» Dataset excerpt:

━━━━━━━━━━━━━━━━━━━━━━━━━━━━━━

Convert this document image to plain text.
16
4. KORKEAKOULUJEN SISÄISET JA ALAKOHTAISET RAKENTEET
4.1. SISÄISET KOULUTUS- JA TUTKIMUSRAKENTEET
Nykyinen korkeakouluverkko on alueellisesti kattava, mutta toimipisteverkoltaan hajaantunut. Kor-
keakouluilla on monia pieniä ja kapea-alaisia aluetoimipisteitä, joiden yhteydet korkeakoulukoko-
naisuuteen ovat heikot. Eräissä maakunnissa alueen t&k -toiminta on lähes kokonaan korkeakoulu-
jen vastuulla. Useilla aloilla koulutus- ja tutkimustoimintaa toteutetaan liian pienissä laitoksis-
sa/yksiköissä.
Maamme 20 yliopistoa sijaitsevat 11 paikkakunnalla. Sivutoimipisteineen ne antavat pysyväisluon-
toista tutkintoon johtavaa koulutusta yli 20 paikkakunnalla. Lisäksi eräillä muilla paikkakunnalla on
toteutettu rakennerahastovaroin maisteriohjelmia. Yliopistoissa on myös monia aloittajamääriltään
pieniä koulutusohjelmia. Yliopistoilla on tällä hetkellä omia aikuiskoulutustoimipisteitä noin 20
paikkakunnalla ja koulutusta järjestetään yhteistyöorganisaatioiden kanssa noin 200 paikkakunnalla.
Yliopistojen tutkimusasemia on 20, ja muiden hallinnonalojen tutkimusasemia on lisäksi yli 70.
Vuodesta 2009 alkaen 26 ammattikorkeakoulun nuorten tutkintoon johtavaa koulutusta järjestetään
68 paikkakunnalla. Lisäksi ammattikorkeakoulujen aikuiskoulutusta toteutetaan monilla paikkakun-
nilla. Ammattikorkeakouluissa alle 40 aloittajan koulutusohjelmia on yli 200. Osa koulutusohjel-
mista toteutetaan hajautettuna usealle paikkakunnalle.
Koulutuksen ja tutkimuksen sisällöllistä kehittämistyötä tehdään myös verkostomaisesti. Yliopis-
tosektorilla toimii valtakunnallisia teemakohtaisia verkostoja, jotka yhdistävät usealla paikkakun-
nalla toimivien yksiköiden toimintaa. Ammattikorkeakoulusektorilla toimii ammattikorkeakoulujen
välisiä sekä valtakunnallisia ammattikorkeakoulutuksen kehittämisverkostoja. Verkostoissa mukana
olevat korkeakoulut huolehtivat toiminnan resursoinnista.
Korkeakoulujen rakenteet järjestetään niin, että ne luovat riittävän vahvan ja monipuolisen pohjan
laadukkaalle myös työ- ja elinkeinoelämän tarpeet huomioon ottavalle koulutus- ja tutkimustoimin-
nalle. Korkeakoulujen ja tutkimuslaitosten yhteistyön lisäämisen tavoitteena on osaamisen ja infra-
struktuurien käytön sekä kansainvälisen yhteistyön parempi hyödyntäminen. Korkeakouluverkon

━━━━━━━━━━━━━━━━━━━━━━━━━━━━━━

» What is asked: Transcribe all entries exactly as they are given.

» In response:
Convert this document image to plain text.
16
4. KORKEAKOULUJEN SISÄISET JA ALAKOHTAISET RAKENTEET
4.1. SISÄISET KOULUTUS- JA TUTKIMUSRAKENTEET
Nykyinen korkeakouluverkko on alueellisesti kattava, mutta toimipisteverkoltaan hajaantunut. Kor-
keakouluilla on monia pieniä ja kapea-alaisia aluetoimipisteitä, joiden yhteydet korkeakoulukoko-
naisuuteen ovat heikot. Eräissä maakunnissa alueen t&k -toiminta on lähes kokonaan korkeakoulu-
jen vastuulla. Useilla aloilla koulutus- ja tutkimustoimintaa toteutetaan liian pienissä laitoksis-
sa/yksiköissä.
Maamme 20 yliopistoa sijaitsevat 11 paikkakunnalla. Sivutoimipisteineen ne antavat pysyväisluon-
toista tutkintoon johtavaa koulutusta yli 20 paikkakunnalla. Lisäksi eräillä muilla paikkakunnalla on
toteutettu rakennerahastovaroin maisteriohjelmia. Yliopistoissa on myös monia aloittajamääriltään
pieniä koulutusohjelmia. Yliopistoilla on tällä hetkellä omia aikuiskoulutustoimipisteitä noin 20
paikkakunnalla ja koulutusta järjestetään yhteistyöorganisaatioiden kanssa noin 200 paikkakunnalla.
Yliopistojen tutkimusasemia on 20, ja muiden hallinnonalojen tutkimusasemia on lisäksi yli 70.
Vuodesta 2009 alkaen 26 ammattikorkeakoulun nuorten tutkintoon johtavaa koulutusta järjestetään
68 paikkakunnalla. Lisäksi ammattikorkeakoulujen aikuiskoulutusta toteutetaan monilla paikkakun-
nilla. Ammattikorkeakouluissa alle 40 aloittajan koulutusohjelmia on yli 200. Osa koulutusohjel-
mista toteutetaan hajautettuna usealle paikkakunnalle.
Koulutuksen ja tutkimuksen sisällöllistä kehittämistyötä tehdään myös verkostomaisesti. Yliopis-
tosektorilla toimii valtakunnallisia teemakohtaisia verkostoja, jotka yhdistävät usealla paikkakun-
nalla toimivien yksiköiden toimintaa. Ammattikorkeakoulusektorilla toimii ammattikorkeakoulujen
välisiä sekä valtakunnallisia ammattikorkeakoulutuksen kehittämisverkostoja. Verkostoissa mukana
olevat korkeakoulut huolehtivat toiminnan resursoinnista.
Korkeakoulujen rakenteet järjestetään niin, että ne luovat riittävän vahvan ja monipuolisen pohjan
laadukkaalle myös työ- ja elinkeinoelämän tarpeet huomioon ottavalle koulutus- ja tutkimustoimin-
nalle. Korkeakoulujen ja tutkimuslaitosten yhteistyön lisäämisen tavoitteena on osaamisen ja infra-
struktuurien käytön sekä kansainvälisen yhteistyön parempi hyödyntäminen. Korkeakouluverkon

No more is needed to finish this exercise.